══ Listed entries ══

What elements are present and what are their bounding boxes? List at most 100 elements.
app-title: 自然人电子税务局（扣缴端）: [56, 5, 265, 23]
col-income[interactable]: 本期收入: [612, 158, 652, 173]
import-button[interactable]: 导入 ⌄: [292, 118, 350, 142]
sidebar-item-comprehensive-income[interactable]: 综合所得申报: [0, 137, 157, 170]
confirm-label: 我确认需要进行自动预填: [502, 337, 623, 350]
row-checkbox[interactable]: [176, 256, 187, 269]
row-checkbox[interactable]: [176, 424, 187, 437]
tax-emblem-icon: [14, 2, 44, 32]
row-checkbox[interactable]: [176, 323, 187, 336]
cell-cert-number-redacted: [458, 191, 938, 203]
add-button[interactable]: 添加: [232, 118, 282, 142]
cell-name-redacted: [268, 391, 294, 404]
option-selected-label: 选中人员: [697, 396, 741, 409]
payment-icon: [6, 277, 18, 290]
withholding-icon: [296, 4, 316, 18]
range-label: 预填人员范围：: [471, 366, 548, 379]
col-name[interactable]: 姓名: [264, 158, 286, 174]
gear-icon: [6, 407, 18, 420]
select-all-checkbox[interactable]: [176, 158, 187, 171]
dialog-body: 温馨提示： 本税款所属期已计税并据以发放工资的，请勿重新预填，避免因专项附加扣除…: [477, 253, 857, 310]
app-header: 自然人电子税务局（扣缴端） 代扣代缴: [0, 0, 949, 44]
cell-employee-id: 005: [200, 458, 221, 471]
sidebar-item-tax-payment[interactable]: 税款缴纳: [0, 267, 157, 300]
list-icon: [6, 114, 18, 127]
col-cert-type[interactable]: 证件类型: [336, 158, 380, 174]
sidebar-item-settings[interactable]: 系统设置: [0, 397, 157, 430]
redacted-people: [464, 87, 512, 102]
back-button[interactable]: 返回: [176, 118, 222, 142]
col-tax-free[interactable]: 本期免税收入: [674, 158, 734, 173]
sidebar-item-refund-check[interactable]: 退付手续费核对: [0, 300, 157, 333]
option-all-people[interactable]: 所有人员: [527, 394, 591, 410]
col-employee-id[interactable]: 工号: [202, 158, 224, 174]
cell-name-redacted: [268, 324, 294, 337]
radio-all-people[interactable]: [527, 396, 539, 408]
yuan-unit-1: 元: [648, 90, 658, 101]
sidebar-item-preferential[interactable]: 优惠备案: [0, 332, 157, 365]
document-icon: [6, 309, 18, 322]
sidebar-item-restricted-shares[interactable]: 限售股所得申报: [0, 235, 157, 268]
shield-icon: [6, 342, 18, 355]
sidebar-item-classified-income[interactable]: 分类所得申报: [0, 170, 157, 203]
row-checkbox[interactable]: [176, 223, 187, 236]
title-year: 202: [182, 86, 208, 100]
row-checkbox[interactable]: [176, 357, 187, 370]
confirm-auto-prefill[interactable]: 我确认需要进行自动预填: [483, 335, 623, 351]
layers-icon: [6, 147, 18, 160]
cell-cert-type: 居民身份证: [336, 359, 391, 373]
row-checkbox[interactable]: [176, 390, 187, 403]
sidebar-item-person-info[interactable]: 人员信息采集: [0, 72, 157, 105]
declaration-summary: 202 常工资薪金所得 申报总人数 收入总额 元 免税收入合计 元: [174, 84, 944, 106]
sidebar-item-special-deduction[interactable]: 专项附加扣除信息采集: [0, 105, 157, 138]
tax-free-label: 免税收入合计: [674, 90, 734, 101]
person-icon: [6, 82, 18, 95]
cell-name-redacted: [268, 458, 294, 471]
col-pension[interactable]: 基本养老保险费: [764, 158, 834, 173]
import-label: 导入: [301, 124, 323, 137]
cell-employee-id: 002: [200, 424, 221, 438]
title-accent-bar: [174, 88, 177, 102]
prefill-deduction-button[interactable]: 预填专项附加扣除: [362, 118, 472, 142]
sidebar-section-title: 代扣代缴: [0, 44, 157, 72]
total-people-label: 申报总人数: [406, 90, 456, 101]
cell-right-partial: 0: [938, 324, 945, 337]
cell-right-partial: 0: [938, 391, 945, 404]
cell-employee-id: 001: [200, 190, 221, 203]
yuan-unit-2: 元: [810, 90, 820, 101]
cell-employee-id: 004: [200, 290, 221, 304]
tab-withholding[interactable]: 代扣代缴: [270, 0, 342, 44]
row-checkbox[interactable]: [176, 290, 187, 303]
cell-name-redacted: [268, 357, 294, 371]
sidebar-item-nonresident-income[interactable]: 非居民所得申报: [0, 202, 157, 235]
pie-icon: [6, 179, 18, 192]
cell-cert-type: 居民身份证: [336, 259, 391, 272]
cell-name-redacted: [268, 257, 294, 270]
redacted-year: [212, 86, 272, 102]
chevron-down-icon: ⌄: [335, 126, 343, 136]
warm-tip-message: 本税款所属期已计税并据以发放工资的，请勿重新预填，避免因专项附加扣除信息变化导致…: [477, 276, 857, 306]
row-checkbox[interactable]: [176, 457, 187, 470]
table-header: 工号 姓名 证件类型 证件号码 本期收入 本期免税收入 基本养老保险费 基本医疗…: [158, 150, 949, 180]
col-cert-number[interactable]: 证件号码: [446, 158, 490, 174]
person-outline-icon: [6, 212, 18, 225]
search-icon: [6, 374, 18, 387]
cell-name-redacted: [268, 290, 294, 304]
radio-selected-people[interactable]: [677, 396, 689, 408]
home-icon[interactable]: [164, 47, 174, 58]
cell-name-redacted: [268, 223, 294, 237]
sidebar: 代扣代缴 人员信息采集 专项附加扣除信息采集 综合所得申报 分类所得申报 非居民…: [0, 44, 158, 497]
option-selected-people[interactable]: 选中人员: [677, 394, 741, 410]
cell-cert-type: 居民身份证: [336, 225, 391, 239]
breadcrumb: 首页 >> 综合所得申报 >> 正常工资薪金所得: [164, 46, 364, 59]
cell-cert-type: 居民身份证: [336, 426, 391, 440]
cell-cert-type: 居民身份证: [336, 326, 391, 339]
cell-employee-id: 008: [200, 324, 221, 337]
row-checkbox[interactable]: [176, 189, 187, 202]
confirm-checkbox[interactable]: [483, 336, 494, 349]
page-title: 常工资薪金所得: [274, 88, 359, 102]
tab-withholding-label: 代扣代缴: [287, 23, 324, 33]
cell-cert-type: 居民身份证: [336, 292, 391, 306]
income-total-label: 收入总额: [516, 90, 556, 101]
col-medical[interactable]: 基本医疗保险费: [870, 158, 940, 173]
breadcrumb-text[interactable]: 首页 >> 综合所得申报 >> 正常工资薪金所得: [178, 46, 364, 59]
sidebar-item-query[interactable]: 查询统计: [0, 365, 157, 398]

═══

▶ **What you have to do**: Please copy the records above word for word.

▶ **Solution for this task**:
What elements are present and what are their bounding boxes? List at most 100 elements.
app-title: 自然人电子税务局（扣缴端）: [56, 5, 265, 23]
col-income[interactable]: 本期收入: [612, 158, 652, 173]
import-button[interactable]: 导入 ⌄: [292, 118, 350, 142]
sidebar-item-comprehensive-income[interactable]: 综合所得申报: [0, 137, 157, 170]
confirm-label: 我确认需要进行自动预填: [502, 337, 623, 350]
row-checkbox[interactable]: [176, 256, 187, 269]
row-checkbox[interactable]: [176, 424, 187, 437]
tax-emblem-icon: [14, 2, 44, 32]
row-checkbox[interactable]: [176, 323, 187, 336]
cell-cert-number-redacted: [458, 191, 938, 203]
add-button[interactable]: 添加: [232, 118, 282, 142]
cell-name-redacted: [268, 391, 294, 404]
option-selected-label: 选中人员: [697, 396, 741, 409]
payment-icon: [6, 277, 18, 290]
withholding-icon: [296, 4, 316, 18]
range-label: 预填人员范围：: [471, 366, 548, 379]
col-name[interactable]: 姓名: [264, 158, 286, 174]
gear-icon: [6, 407, 18, 420]
select-all-checkbox[interactable]: [176, 158, 187, 171]
dialog-body: 温馨提示： 本税款所属期已计税并据以发放工资的，请勿重新预填，避免因专项附加扣除…: [477, 253, 857, 310]
app-header: 自然人电子税务局（扣缴端） 代扣代缴: [0, 0, 949, 44]
cell-employee-id: 005: [200, 458, 221, 471]
sidebar-item-tax-payment[interactable]: 税款缴纳: [0, 267, 157, 300]
list-icon: [6, 114, 18, 127]
col-cert-type[interactable]: 证件类型: [336, 158, 380, 174]
sidebar-item-settings[interactable]: 系统设置: [0, 397, 157, 430]
redacted-people: [464, 87, 512, 102]
back-button[interactable]: 返回: [176, 118, 222, 142]
col-tax-free[interactable]: 本期免税收入: [674, 158, 734, 173]
sidebar-item-refund-check[interactable]: 退付手续费核对: [0, 300, 157, 333]
option-all-people[interactable]: 所有人员: [527, 394, 591, 410]
col-employee-id[interactable]: 工号: [202, 158, 224, 174]
cell-name-redacted: [268, 324, 294, 337]
radio-all-people[interactable]: [527, 396, 539, 408]
yuan-unit-1: 元: [648, 90, 658, 101]
sidebar-item-preferential[interactable]: 优惠备案: [0, 332, 157, 365]
document-icon: [6, 309, 18, 322]
sidebar-item-restricted-shares[interactable]: 限售股所得申报: [0, 235, 157, 268]
shield-icon: [6, 342, 18, 355]
sidebar-item-classified-income[interactable]: 分类所得申报: [0, 170, 157, 203]
row-checkbox[interactable]: [176, 223, 187, 236]
title-year: 202: [182, 86, 208, 100]
row-checkbox[interactable]: [176, 357, 187, 370]
confirm-auto-prefill[interactable]: 我确认需要进行自动预填: [483, 335, 623, 351]
layers-icon: [6, 147, 18, 160]
cell-cert-type: 居民身份证: [336, 359, 391, 373]
row-checkbox[interactable]: [176, 390, 187, 403]
sidebar-item-person-info[interactable]: 人员信息采集: [0, 72, 157, 105]
declaration-summary: 202 常工资薪金所得 申报总人数 收入总额 元 免税收入合计 元: [174, 84, 944, 106]
sidebar-item-special-deduction[interactable]: 专项附加扣除信息采集: [0, 105, 157, 138]
tax-free-label: 免税收入合计: [674, 90, 734, 101]
person-icon: [6, 82, 18, 95]
cell-name-redacted: [268, 458, 294, 471]
col-pension[interactable]: 基本养老保险费: [764, 158, 834, 173]
import-label: 导入: [301, 124, 323, 137]
cell-employee-id: 002: [200, 424, 221, 438]
title-accent-bar: [174, 88, 177, 102]
prefill-deduction-button[interactable]: 预填专项附加扣除: [362, 118, 472, 142]
sidebar-section-title: 代扣代缴: [0, 44, 157, 72]
total-people-label: 申报总人数: [406, 90, 456, 101]
cell-right-partial: 0: [938, 324, 945, 337]
cell-right-partial: 0: [938, 391, 945, 404]
cell-employee-id: 001: [200, 190, 221, 203]
yuan-unit-2: 元: [810, 90, 820, 101]
cell-employee-id: 004: [200, 290, 221, 304]
tab-withholding[interactable]: 代扣代缴: [270, 0, 342, 44]
row-checkbox[interactable]: [176, 290, 187, 303]
cell-name-redacted: [268, 357, 294, 371]
sidebar-item-nonresident-income[interactable]: 非居民所得申报: [0, 202, 157, 235]
pie-icon: [6, 179, 18, 192]
cell-cert-type: 居民身份证: [336, 259, 391, 272]
cell-name-redacted: [268, 257, 294, 270]
redacted-year: [212, 86, 272, 102]
chevron-down-icon: ⌄: [335, 126, 343, 136]
warm-tip-message: 本税款所属期已计税并据以发放工资的，请勿重新预填，避免因专项附加扣除信息变化导致…: [477, 276, 857, 306]
row-checkbox[interactable]: [176, 457, 187, 470]
table-header: 工号 姓名 证件类型 证件号码 本期收入 本期免税收入 基本养老保险费 基本医疗…: [158, 150, 949, 180]
col-cert-number[interactable]: 证件号码: [446, 158, 490, 174]
person-outline-icon: [6, 212, 18, 225]
search-icon: [6, 374, 18, 387]
cell-name-redacted: [268, 290, 294, 304]
radio-selected-people[interactable]: [677, 396, 689, 408]
home-icon[interactable]: [164, 47, 174, 58]
cell-name-redacted: [268, 223, 294, 237]
sidebar: 代扣代缴 人员信息采集 专项附加扣除信息采集 综合所得申报 分类所得申报 非居民…: [0, 44, 158, 497]
option-selected-people[interactable]: 选中人员: [677, 394, 741, 410]
cell-cert-type: 居民身份证: [336, 225, 391, 239]
breadcrumb: 首页 >> 综合所得申报 >> 正常工资薪金所得: [164, 46, 364, 59]
cell-cert-type: 居民身份证: [336, 426, 391, 440]
cell-cert-type: 居民身份证: [336, 326, 391, 339]
cell-employee-id: 008: [200, 324, 221, 337]
row-checkbox[interactable]: [176, 189, 187, 202]
confirm-checkbox[interactable]: [483, 336, 494, 349]
page-title: 常工资薪金所得: [274, 88, 359, 102]
tab-withholding-label: 代扣代缴: [287, 23, 324, 33]
cell-cert-type: 居民身份证: [336, 292, 391, 306]
income-total-label: 收入总额: [516, 90, 556, 101]
col-medical[interactable]: 基本医疗保险费: [870, 158, 940, 173]
breadcrumb-text[interactable]: 首页 >> 综合所得申报 >> 正常工资薪金所得: [178, 46, 364, 59]
sidebar-item-query[interactable]: 查询统计: [0, 365, 157, 398]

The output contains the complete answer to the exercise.